* _Goal of the exercise_
Word for word, transcribe the lines below and drop the pictures.
══ Source data
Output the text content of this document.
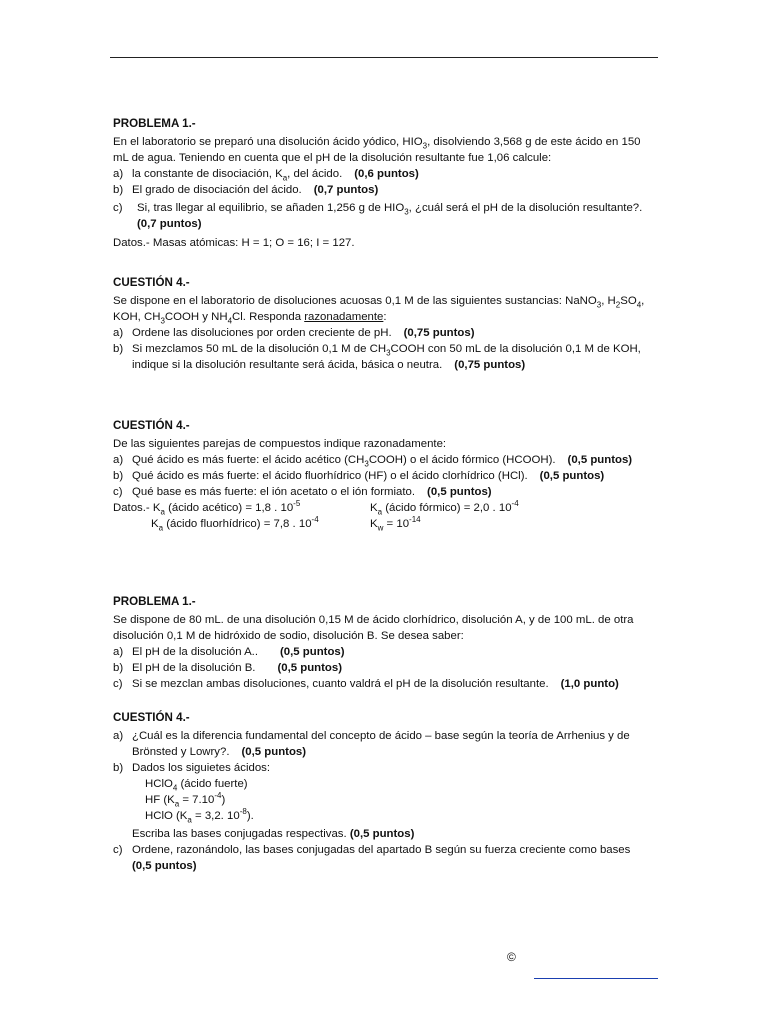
PROBLEMA 1.-

En el laboratorio se preparó una disolución ácido yódico, $HIO_3$, disolviendo 3,568 g de este ácido en 150

mL de agua. Teniendo en cuenta que el pH de la disolución resultante fue 1,06 calcule:

a) la constante de disociación, $K_a$, del ácido. (0,6 puntos)

b) El grado de disociación del ácido. (0,7 puntos)

c) Si, tras llegar al equilibrio, se añaden 1,256 g de $HIO_3$, ¿cuál será el pH de la disolución resultante?.
(0,7 puntos)

Datos.- Masas atómicas: H = 1; O = 16; I = 127.

CUESTIÓN 4.-

Se dispone en el laboratorio de disoluciones acuosas 0,1 M de las siguientes sustancias: NaNO$_3$, $H_2SO_4$,

KOH, $CH_3COOH$ y $NH_4Cl$. Responda razonadamente:

a) Ordene las disoluciones por orden creciente de pH. (0,75 puntos)

b) Si mezclamos 50 mL de la disolución 0,1 M de $CH_3COOH$ con 50 mL de la disolución 0,1 M de KOH,
indique si la disolución resultante será ácida, básica o neutra. (0,75 puntos)

CUESTIÓN 4.-

De las siguientes parejas de compuestos indique razonadamente:

a) Qué ácido es más fuerte: el ácido acético $(CH_3COOH)$ o el ácido fórmico (HCOOH). (0,5 puntos)

b) Qué ácido es más fuerte: el ácido fluorhídrico (HF) o el ácido clorhídrico (HCl). (0,5 puntos)

c) Qué base es más fuerte: el ión acetato o el ión formiato. (0,5 puntos)

Datos.- $K_a$ (ácido acético) = 1,8 . $10^{-5}$	$K_a$ (ácido fórmico) = 2,0 . $10^{-4}$
$K_a$ (ácido fluorhídrico) = 7,8 . $10^{-4}$	$K_w = 10^{-14}$

PROBLEMA 1.-

Se dispone de 80 mL. de una disolución 0,15 M de ácido clorhídrico, disolución A, y de 100 mL. de otra

disolución 0,1 M de hidróxido de sodio, disolución B. Se desea saber:

a) El pH de la disolución A.. (0,5 puntos)

b) El pH de la disolución B. (0,5 puntos)

c) Si se mezclan ambas disoluciones, cuanto valdrá el pH de la disolución resultante. (1,0 punto)

CUESTIÓN 4.-

a) ¿Cuál es la diferencia fundamental del concepto de ácido – base según la teoría de Arrhenius y de
Brönsted y Lowry?. (0,5 puntos)

b) Dados los siguietes ácidos:

HClO$_4$ (ácido fuerte)

HF $(K_a = 7.10^{-4})$

HClO ($K_a = 3,2$. $10^{-8}$).

Escriba las bases conjugadas respectivas. (0,5 puntos)

c) Ordene, razonándolo, las bases conjugadas del apartado B según su fuerza creciente como bases
(0,5 puntos)

©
════
* _Worked solution_
Output the text content of this document.
PROBLEMA 1.-

En el laboratorio se preparó una disolución ácido yódico, $HIO_3$, disolviendo 3,568 g de este ácido en 150

mL de agua. Teniendo en cuenta que el pH de la disolución resultante fue 1,06 calcule:

a) la constante de disociación, $K_a$, del ácido. (0,6 puntos)

b) El grado de disociación del ácido. (0,7 puntos)

c) Si, tras llegar al equilibrio, se añaden 1,256 g de $HIO_3$, ¿cuál será el pH de la disolución resultante?.
(0,7 puntos)

Datos.- Masas atómicas: H = 1; O = 16; I = 127.

CUESTIÓN 4.-

Se dispone en el laboratorio de disoluciones acuosas 0,1 M de las siguientes sustancias: NaNO$_3$, $H_2SO_4$,

KOH, $CH_3COOH$ y $NH_4Cl$. Responda razonadamente:

a) Ordene las disoluciones por orden creciente de pH. (0,75 puntos)

b) Si mezclamos 50 mL de la disolución 0,1 M de $CH_3COOH$ con 50 mL de la disolución 0,1 M de KOH,
indique si la disolución resultante será ácida, básica o neutra. (0,75 puntos)

CUESTIÓN 4.-

De las siguientes parejas de compuestos indique razonadamente:

a) Qué ácido es más fuerte: el ácido acético $(CH_3COOH)$ o el ácido fórmico (HCOOH). (0,5 puntos)

b) Qué ácido es más fuerte: el ácido fluorhídrico (HF) o el ácido clorhídrico (HCl). (0,5 puntos)

c) Qué base es más fuerte: el ión acetato o el ión formiato. (0,5 puntos)

Datos.- $K_a$ (ácido acético) = 1,8 . $10^{-5}$	$K_a$ (ácido fórmico) = 2,0 . $10^{-4}$
$K_a$ (ácido fluorhídrico) = 7,8 . $10^{-4}$	$K_w = 10^{-14}$

PROBLEMA 1.-

Se dispone de 80 mL. de una disolución 0,15 M de ácido clorhídrico, disolución A, y de 100 mL. de otra

disolución 0,1 M de hidróxido de sodio, disolución B. Se desea saber:

a) El pH de la disolución A.. (0,5 puntos)

b) El pH de la disolución B. (0,5 puntos)

c) Si se mezclan ambas disoluciones, cuanto valdrá el pH de la disolución resultante. (1,0 punto)

CUESTIÓN 4.-

a) ¿Cuál es la diferencia fundamental del concepto de ácido – base según la teoría de Arrhenius y de
Brönsted y Lowry?. (0,5 puntos)

b) Dados los siguietes ácidos:

HClO$_4$ (ácido fuerte)

HF $(K_a = 7.10^{-4})$

HClO ($K_a = 3,2$. $10^{-8}$).

Escriba las bases conjugadas respectivas. (0,5 puntos)

c) Ordene, razonándolo, las bases conjugadas del apartado B según su fuerza creciente como bases
(0,5 puntos)

©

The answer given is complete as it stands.